**WHAT YOU WILL DO**
Spot each line that carries the word "MAURICE"; copy those lines.

Stored records

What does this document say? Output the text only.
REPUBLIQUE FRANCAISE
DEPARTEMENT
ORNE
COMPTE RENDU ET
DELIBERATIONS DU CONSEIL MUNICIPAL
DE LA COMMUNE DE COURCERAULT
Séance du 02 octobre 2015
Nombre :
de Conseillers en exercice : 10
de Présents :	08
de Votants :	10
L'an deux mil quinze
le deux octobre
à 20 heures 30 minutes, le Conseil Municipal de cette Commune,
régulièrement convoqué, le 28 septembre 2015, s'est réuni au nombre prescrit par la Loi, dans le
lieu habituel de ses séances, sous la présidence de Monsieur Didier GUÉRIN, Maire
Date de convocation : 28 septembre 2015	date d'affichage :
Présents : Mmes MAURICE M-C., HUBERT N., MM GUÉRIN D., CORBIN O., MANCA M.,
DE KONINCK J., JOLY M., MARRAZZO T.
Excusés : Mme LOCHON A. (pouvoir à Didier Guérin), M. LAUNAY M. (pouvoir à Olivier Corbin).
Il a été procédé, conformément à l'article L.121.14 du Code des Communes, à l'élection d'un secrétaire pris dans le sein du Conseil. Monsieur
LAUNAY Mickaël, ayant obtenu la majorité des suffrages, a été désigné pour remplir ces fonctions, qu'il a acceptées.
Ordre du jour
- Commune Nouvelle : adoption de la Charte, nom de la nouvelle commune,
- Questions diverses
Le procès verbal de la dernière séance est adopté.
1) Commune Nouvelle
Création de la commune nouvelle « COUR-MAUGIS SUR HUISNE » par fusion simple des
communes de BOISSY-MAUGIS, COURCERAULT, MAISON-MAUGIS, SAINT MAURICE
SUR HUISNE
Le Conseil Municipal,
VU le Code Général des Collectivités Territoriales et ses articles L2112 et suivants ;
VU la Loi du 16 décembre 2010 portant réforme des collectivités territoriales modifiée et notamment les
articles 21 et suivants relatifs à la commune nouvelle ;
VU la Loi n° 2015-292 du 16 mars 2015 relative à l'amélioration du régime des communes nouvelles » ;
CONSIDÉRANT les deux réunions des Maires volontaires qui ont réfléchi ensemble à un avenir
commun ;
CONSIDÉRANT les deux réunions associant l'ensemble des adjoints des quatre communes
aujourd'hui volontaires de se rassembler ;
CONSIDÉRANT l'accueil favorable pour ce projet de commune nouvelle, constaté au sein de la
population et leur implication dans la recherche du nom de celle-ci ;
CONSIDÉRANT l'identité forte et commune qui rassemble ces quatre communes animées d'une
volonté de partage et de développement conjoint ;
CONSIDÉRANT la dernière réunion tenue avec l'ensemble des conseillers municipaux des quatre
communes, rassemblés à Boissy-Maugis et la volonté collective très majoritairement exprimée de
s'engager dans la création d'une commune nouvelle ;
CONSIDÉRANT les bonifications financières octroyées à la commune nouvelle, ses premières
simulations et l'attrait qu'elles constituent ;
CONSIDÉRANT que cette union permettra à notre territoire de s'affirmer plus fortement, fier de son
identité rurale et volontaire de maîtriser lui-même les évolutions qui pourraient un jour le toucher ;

**WRITTEN RESPONSE**
Présents : Mmes MAURICE M-C., HUBERT N., MM GUÉRIN D., CORBIN O., MANCA M.,
communes de BOISSY-MAUGIS, COURCERAULT, MAISON-MAUGIS, SAINT MAURICE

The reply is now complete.